----- SUPPLIED MATERIAL -----

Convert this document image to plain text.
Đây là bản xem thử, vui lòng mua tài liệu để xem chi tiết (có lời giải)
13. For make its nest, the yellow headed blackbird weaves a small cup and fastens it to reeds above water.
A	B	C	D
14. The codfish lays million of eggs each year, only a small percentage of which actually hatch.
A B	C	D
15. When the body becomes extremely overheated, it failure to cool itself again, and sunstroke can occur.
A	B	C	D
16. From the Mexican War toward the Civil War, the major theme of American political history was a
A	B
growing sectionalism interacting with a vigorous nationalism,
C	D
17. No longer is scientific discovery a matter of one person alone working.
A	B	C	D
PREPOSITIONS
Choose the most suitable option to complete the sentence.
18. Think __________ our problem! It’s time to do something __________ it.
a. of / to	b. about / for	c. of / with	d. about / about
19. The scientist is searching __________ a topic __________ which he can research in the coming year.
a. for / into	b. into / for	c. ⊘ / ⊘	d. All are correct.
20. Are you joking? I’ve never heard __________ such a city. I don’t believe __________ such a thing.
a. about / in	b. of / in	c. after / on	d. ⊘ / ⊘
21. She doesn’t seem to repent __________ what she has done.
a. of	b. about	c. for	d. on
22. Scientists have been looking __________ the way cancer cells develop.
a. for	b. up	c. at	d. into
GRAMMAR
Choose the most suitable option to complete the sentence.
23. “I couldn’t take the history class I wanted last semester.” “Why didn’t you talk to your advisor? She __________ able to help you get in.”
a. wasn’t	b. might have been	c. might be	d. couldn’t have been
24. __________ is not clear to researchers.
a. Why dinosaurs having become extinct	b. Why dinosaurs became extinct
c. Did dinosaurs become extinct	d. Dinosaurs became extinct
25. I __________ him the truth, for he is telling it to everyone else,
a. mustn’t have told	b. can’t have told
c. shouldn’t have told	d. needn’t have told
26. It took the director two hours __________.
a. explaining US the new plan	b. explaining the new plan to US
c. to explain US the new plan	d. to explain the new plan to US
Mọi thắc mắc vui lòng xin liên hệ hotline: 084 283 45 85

-----

ACTIVITY
Repeat the entries exactly, leaving nothing out.

EXERCISE ANSWER
Convert this document image to plain text.
Đây là bản xem thử, vui lòng mua tài liệu để xem chi tiết (có lời giải)
13. For make its nest, the yellow headed blackbird weaves a small cup and fastens it to reeds above water.
A	B	C	D
14. The codfish lays million of eggs each year, only a small percentage of which actually hatch.
A B	C	D
15. When the body becomes extremely overheated, it failure to cool itself again, and sunstroke can occur.
A	B	C	D
16. From the Mexican War toward the Civil War, the major theme of American political history was a
A	B
growing sectionalism interacting with a vigorous nationalism,
C	D
17. No longer is scientific discovery a matter of one person alone working.
A	B	C	D
PREPOSITIONS
Choose the most suitable option to complete the sentence.
18. Think __________ our problem! It’s time to do something __________ it.
a. of / to	b. about / for	c. of / with	d. about / about
19. The scientist is searching __________ a topic __________ which he can research in the coming year.
a. for / into	b. into / for	c. ⊘ / ⊘	d. All are correct.
20. Are you joking? I’ve never heard __________ such a city. I don’t believe __________ such a thing.
a. about / in	b. of / in	c. after / on	d. ⊘ / ⊘
21. She doesn’t seem to repent __________ what she has done.
a. of	b. about	c. for	d. on
22. Scientists have been looking __________ the way cancer cells develop.
a. for	b. up	c. at	d. into
GRAMMAR
Choose the most suitable option to complete the sentence.
23. “I couldn’t take the history class I wanted last semester.” “Why didn’t you talk to your advisor? She __________ able to help you get in.”
a. wasn’t	b. might have been	c. might be	d. couldn’t have been
24. __________ is not clear to researchers.
a. Why dinosaurs having become extinct	b. Why dinosaurs became extinct
c. Did dinosaurs become extinct	d. Dinosaurs became extinct
25. I __________ him the truth, for he is telling it to everyone else,
a. mustn’t have told	b. can’t have told
c. shouldn’t have told	d. needn’t have told
26. It took the director two hours __________.
a. explaining US the new plan	b. explaining the new plan to US
c. to explain US the new plan	d. to explain the new plan to US
Mọi thắc mắc vui lòng xin liên hệ hotline: 084 283 45 85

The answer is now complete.